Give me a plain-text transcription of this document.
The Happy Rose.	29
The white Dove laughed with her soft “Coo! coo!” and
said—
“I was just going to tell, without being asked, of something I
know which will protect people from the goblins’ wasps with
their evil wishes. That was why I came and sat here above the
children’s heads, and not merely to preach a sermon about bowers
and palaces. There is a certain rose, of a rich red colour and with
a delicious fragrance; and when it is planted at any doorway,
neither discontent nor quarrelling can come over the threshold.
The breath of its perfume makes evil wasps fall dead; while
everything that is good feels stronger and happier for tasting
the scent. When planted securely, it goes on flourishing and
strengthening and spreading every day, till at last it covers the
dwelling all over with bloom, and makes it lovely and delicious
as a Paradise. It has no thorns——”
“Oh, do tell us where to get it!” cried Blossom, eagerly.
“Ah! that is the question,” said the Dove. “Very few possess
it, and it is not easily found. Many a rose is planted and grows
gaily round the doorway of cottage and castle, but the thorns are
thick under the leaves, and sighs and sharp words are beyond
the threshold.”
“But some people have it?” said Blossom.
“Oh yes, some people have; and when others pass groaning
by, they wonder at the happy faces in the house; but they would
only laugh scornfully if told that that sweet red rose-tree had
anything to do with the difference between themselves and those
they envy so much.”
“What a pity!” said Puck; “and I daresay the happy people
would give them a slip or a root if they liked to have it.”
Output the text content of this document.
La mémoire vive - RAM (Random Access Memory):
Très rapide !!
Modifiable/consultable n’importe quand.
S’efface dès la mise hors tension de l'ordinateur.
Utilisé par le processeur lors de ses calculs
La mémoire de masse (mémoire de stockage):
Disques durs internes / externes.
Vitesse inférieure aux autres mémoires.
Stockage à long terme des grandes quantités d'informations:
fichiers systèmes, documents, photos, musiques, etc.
____
▸ WORK TO DO:
Take every line above carrying "threshold" and return it.

▸ TASK RESULT:
neither discontent nor quarrelling can come over the threshold.
the threshold.”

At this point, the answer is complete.